YOUR TASK
Your job is to retype all of the data word for word, leaving every image out.

INFORMATION GIVEN

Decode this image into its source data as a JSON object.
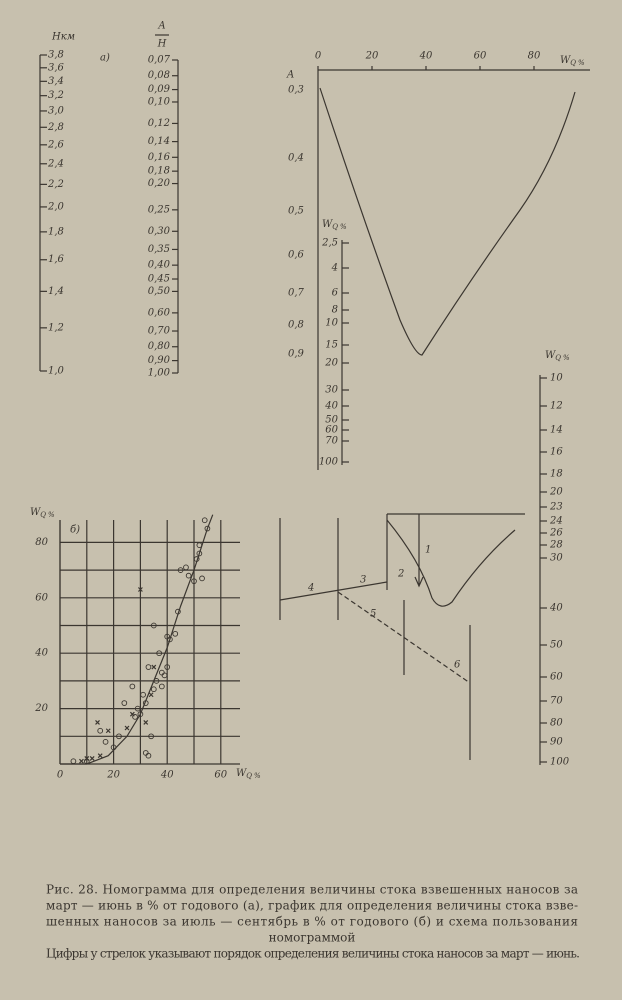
{
  "figure_a": {
    "label": "а)",
    "h_scale": {
      "title": "Нкм",
      "ticks": [
        "3,8",
        "3,6",
        "3,4",
        "3,2",
        "3,0",
        "2,8",
        "2,6",
        "2,4",
        "2,2",
        "2,0",
        "1,8",
        "1,6",
        "1,4",
        "1,2",
        "1,0"
      ]
    },
    "ah_scale": {
      "numerator": "A",
      "denominator": "H",
      "ticks": [
        "0,07",
        "0,08",
        "0,09",
        "0,10",
        "0,12",
        "0,14",
        "0,16",
        "0,18",
        "0,20",
        "0,25",
        "0,30",
        "0,35",
        "0,40",
        "0,45",
        "0,50",
        "0,60",
        "0,70",
        "0,80",
        "0,90",
        "1,00"
      ]
    }
  },
  "figure_top": {
    "x_label": {
      "symbol": "W",
      "subscript": "Q",
      "unit": "%"
    },
    "x_ticks": [
      0,
      20,
      40,
      60,
      80
    ],
    "a_title": "A",
    "a_ticks": [
      "0,3",
      "0,4",
      "0,5",
      "0,6",
      "0,7",
      "0,8",
      "0,9"
    ],
    "inner_scale": {
      "label": {
        "symbol": "W",
        "subscript": "Q",
        "unit": "%"
      },
      "ticks": [
        "2,5",
        "4",
        "6",
        "8",
        "10",
        "15",
        "20",
        "30",
        "40",
        "50",
        "60",
        "70",
        "100"
      ]
    },
    "right_scale": {
      "label": {
        "symbol": "W",
        "subscript": "Q",
        "unit": "%"
      },
      "ticks": [
        10,
        12,
        14,
        16,
        18,
        20,
        23,
        24,
        26,
        28,
        30,
        40,
        50,
        60,
        70,
        80,
        90,
        100
      ]
    }
  },
  "figure_b": {
    "label": "б)",
    "y_label": {
      "symbol": "W",
      "subscript": "Q",
      "unit": "%"
    },
    "x_label": {
      "symbol": "W",
      "subscript": "Q",
      "unit": "%"
    },
    "x_ticks": [
      0,
      20,
      40,
      60
    ],
    "y_ticks": [
      20,
      40,
      60,
      80
    ],
    "circles": {
      "x": [
        5,
        10,
        15,
        17,
        20,
        22,
        24,
        27,
        28,
        29,
        30,
        31,
        32,
        33,
        34,
        35,
        35,
        36,
        37,
        38,
        38,
        39,
        40,
        40,
        41,
        43,
        44,
        45,
        47,
        48,
        50,
        51,
        52,
        53,
        54,
        55,
        52,
        32,
        33
      ],
      "y": [
        1,
        1,
        12,
        8,
        6,
        10,
        22,
        28,
        17,
        20,
        18,
        25,
        22,
        35,
        10,
        50,
        27,
        30,
        40,
        33,
        28,
        32,
        35,
        46,
        45,
        47,
        55,
        70,
        71,
        68,
        66,
        74,
        76,
        67,
        88,
        85,
        79,
        4,
        3
      ]
    },
    "crosses": {
      "x": [
        8,
        10,
        12,
        14,
        15,
        18,
        25,
        27,
        30,
        32,
        34,
        35
      ],
      "y": [
        1,
        2,
        2,
        15,
        3,
        12,
        13,
        18,
        63,
        15,
        25,
        35
      ]
    },
    "curve": {
      "x": [
        0,
        10,
        18,
        25,
        30,
        35,
        40,
        45,
        50,
        55,
        57
      ],
      "y": [
        0,
        0,
        3,
        10,
        18,
        30,
        42,
        57,
        70,
        85,
        90
      ]
    }
  },
  "schema": {
    "steps": [
      "1",
      "2",
      "3",
      "4",
      "5",
      "6"
    ]
  },
  "caption": {
    "lines": [
      "Рис. 28. Номограмма для определения величины стока взвешенных наносов за",
      "март — июнь в % от годового (а), график для определения величины стока взве-",
      "шенных наносов за июль — сентябрь в % от годового (б) и схема пользования",
      "номограммой"
    ],
    "note": "Цифры у стрелок указывают порядок определения величины стока наносов за март — июнь."
  }
}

COMPLETE RESPONSE
Decode this image into its source data as a JSON object.
{
  "figure_a": {
    "label": "а)",
    "h_scale": {
      "title": "Нкм",
      "ticks": [
        "3,8",
        "3,6",
        "3,4",
        "3,2",
        "3,0",
        "2,8",
        "2,6",
        "2,4",
        "2,2",
        "2,0",
        "1,8",
        "1,6",
        "1,4",
        "1,2",
        "1,0"
      ]
    },
    "ah_scale": {
      "numerator": "A",
      "denominator": "H",
      "ticks": [
        "0,07",
        "0,08",
        "0,09",
        "0,10",
        "0,12",
        "0,14",
        "0,16",
        "0,18",
        "0,20",
        "0,25",
        "0,30",
        "0,35",
        "0,40",
        "0,45",
        "0,50",
        "0,60",
        "0,70",
        "0,80",
        "0,90",
        "1,00"
      ]
    }
  },
  "figure_top": {
    "x_label": {
      "symbol": "W",
      "subscript": "Q",
      "unit": "%"
    },
    "x_ticks": [
      0,
      20,
      40,
      60,
      80
    ],
    "a_title": "A",
    "a_ticks": [
      "0,3",
      "0,4",
      "0,5",
      "0,6",
      "0,7",
      "0,8",
      "0,9"
    ],
    "inner_scale": {
      "label": {
        "symbol": "W",
        "subscript": "Q",
        "unit": "%"
      },
      "ticks": [
        "2,5",
        "4",
        "6",
        "8",
        "10",
        "15",
        "20",
        "30",
        "40",
        "50",
        "60",
        "70",
        "100"
      ]
    },
    "right_scale": {
      "label": {
        "symbol": "W",
        "subscript": "Q",
        "unit": "%"
      },
      "ticks": [
        10,
        12,
        14,
        16,
        18,
        20,
        23,
        24,
        26,
        28,
        30,
        40,
        50,
        60,
        70,
        80,
        90,
        100
      ]
    }
  },
  "figure_b": {
    "label": "б)",
    "y_label": {
      "symbol": "W",
      "subscript": "Q",
      "unit": "%"
    },
    "x_label": {
      "symbol": "W",
      "subscript": "Q",
      "unit": "%"
    },
    "x_ticks": [
      0,
      20,
      40,
      60
    ],
    "y_ticks": [
      20,
      40,
      60,
      80
    ],
    "circles": {
      "x": [
        5,
        10,
        15,
        17,
        20,
        22,
        24,
        27,
        28,
        29,
        30,
        31,
        32,
        33,
        34,
        35,
        35,
        36,
        37,
        38,
        38,
        39,
        40,
        40,
        41,
        43,
        44,
        45,
        47,
        48,
        50,
        51,
        52,
        53,
        54,
        55,
        52,
        32,
        33
      ],
      "y": [
        1,
        1,
        12,
        8,
        6,
        10,
        22,
        28,
        17,
        20,
        18,
        25,
        22,
        35,
        10,
        50,
        27,
        30,
        40,
        33,
        28,
        32,
        35,
        46,
        45,
        47,
        55,
        70,
        71,
        68,
        66,
        74,
        76,
        67,
        88,
        85,
        79,
        4,
        3
      ]
    },
    "crosses": {
      "x": [
        8,
        10,
        12,
        14,
        15,
        18,
        25,
        27,
        30,
        32,
        34,
        35
      ],
      "y": [
        1,
        2,
        2,
        15,
        3,
        12,
        13,
        18,
        63,
        15,
        25,
        35
      ]
    },
    "curve": {
      "x": [
        0,
        10,
        18,
        25,
        30,
        35,
        40,
        45,
        50,
        55,
        57
      ],
      "y": [
        0,
        0,
        3,
        10,
        18,
        30,
        42,
        57,
        70,
        85,
        90
      ]
    }
  },
  "schema": {
    "steps": [
      "1",
      "2",
      "3",
      "4",
      "5",
      "6"
    ]
  },
  "caption": {
    "lines": [
      "Рис. 28. Номограмма для определения величины стока взвешенных наносов за",
      "март — июнь в % от годового (а), график для определения величины стока взве-",
      "шенных наносов за июль — сентябрь в % от годового (б) и схема пользования",
      "номограммой"
    ],
    "note": "Цифры у стрелок указывают порядок определения величины стока наносов за март — июнь."
  }
}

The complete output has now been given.